**Goal of the exercise**.
Write out all of the data exactly as it appears.

**Task input**.

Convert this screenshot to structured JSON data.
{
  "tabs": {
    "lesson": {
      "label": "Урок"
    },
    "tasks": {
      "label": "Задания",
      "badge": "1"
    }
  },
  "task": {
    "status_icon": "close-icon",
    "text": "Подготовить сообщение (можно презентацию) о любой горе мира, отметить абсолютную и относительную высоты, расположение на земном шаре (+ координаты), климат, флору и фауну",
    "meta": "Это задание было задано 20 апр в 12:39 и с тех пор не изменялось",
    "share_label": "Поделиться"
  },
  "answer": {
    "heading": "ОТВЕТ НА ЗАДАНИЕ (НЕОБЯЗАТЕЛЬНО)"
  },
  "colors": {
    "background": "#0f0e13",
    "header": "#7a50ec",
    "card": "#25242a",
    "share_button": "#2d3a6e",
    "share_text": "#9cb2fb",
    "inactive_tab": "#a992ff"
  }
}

**Worked solution**.
Convert this screenshot to structured JSON data.
{
  "tabs": {
    "lesson": {
      "label": "Урок"
    },
    "tasks": {
      "label": "Задания",
      "badge": "1"
    }
  },
  "task": {
    "status_icon": "close-icon",
    "text": "Подготовить сообщение (можно презентацию) о любой горе мира, отметить абсолютную и относительную высоты, расположение на земном шаре (+ координаты), климат, флору и фауну",
    "meta": "Это задание было задано 20 апр в 12:39 и с тех пор не изменялось",
    "share_label": "Поделиться"
  },
  "answer": {
    "heading": "ОТВЕТ НА ЗАДАНИЕ (НЕОБЯЗАТЕЛЬНО)"
  },
  "colors": {
    "background": "#0f0e13",
    "header": "#7a50ec",
    "card": "#25242a",
    "share_button": "#2d3a6e",
    "share_text": "#9cb2fb",
    "inactive_tab": "#a992ff"
  }
}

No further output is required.